TASK DIRECTIONS: Make an exact transcription of the material, leaving out all images.

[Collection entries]
--- Start ---

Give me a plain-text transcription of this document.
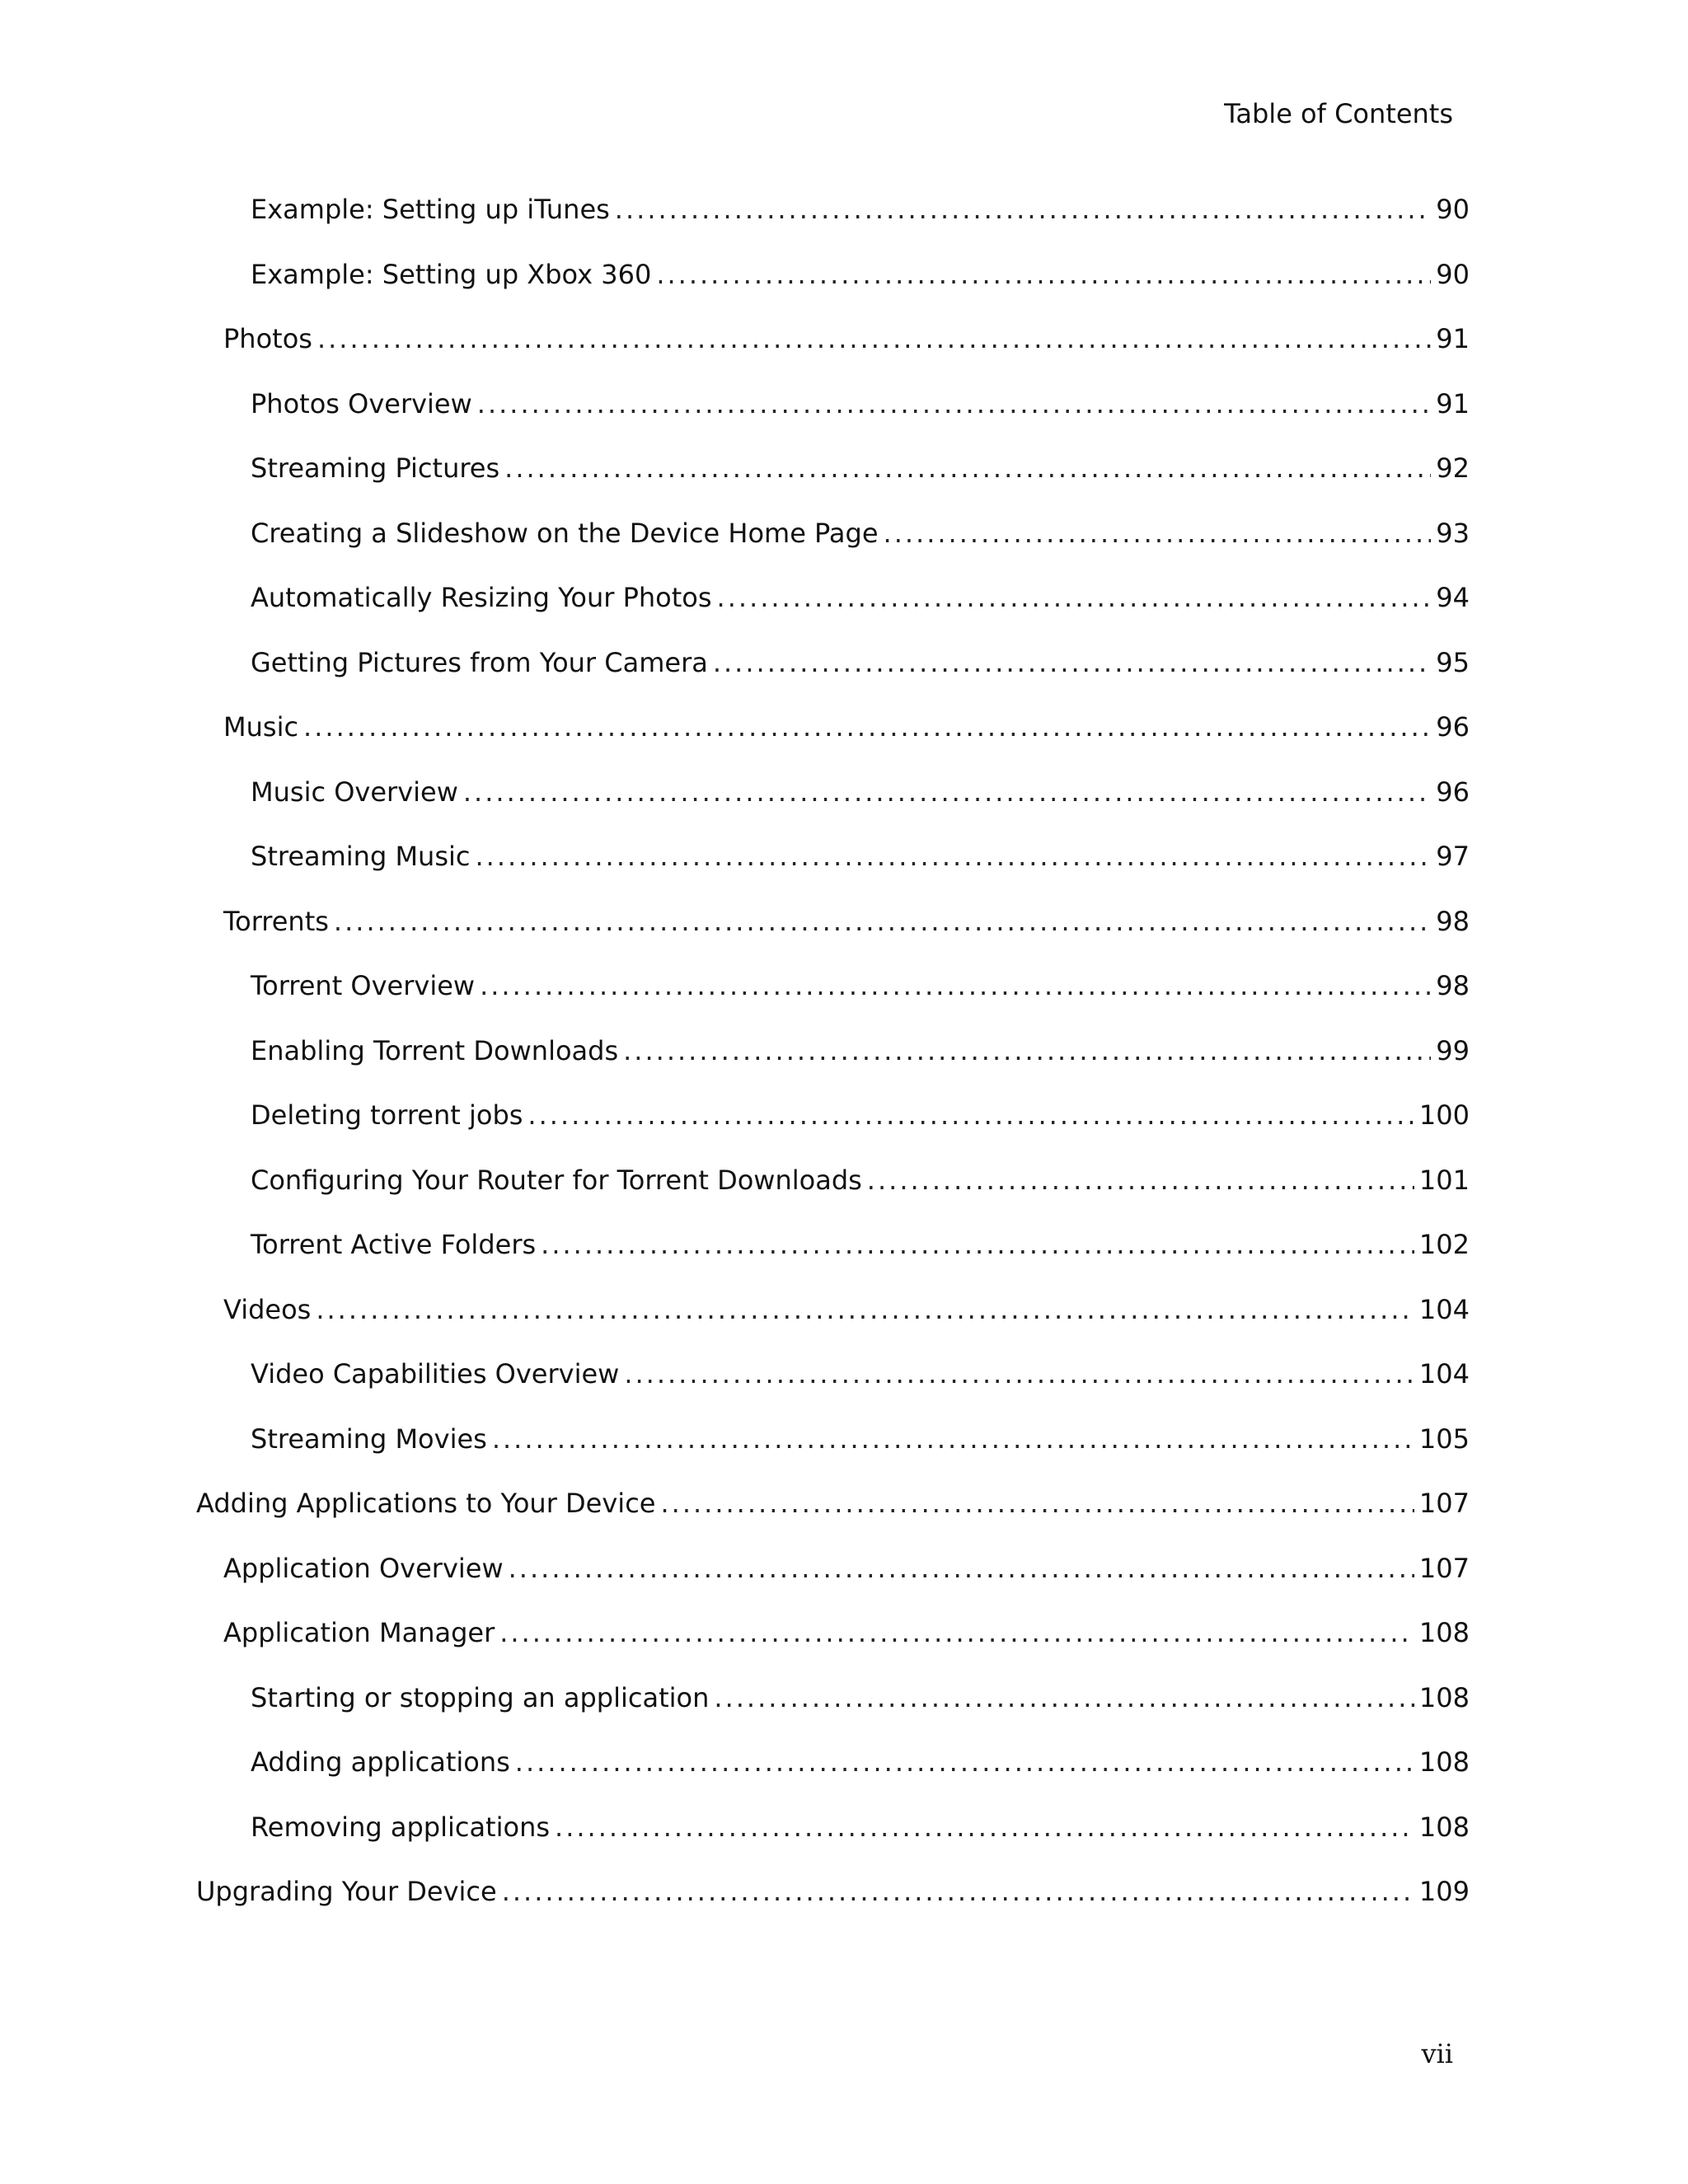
Table of Contents
Example: Setting up iTunes .....	90
Example: Setting up Xbox 360 .....	90
Photos .....	91
Photos Overview .....	91
Streaming Pictures .....	92
Creating a Slideshow on the Device Home Page .....	93
Automatically Resizing Your Photos .....	94
Getting Pictures from Your Camera .....	95
Music .....	96
Music Overview .....	96
Streaming Music .....	97
Torrents .....	98
Torrent Overview .....	98
Enabling Torrent Downloads .....	99
Deleting torrent jobs .....	100
Configuring Your Router for Torrent Downloads .....	101
Torrent Active Folders .....	102
Videos .....	104
Video Capabilities Overview .....	104
Streaming Movies .....	105
Adding Applications to Your Device .....	107
Application Overview .....	107
Application Manager .....	108
Starting or stopping an application .....	108
Adding applications .....	108
Removing applications .....	108
Upgrading Your Device .....	109
vii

--- End ---

RESPONSE TO THE TASK:
Give me a plain-text transcription of this document.
Table of Contents
Example: Setting up iTunes .....	90
Example: Setting up Xbox 360 .....	90
Photos .....	91
Photos Overview .....	91
Streaming Pictures .....	92
Creating a Slideshow on the Device Home Page .....	93
Automatically Resizing Your Photos .....	94
Getting Pictures from Your Camera .....	95
Music .....	96
Music Overview .....	96
Streaming Music .....	97
Torrents .....	98
Torrent Overview .....	98
Enabling Torrent Downloads .....	99
Deleting torrent jobs .....	100
Configuring Your Router for Torrent Downloads .....	101
Torrent Active Folders .....	102
Videos .....	104
Video Capabilities Overview .....	104
Streaming Movies .....	105
Adding Applications to Your Device .....	107
Application Overview .....	107
Application Manager .....	108
Starting or stopping an application .....	108
Adding applications .....	108
Removing applications .....	108
Upgrading Your Device .....	109
vii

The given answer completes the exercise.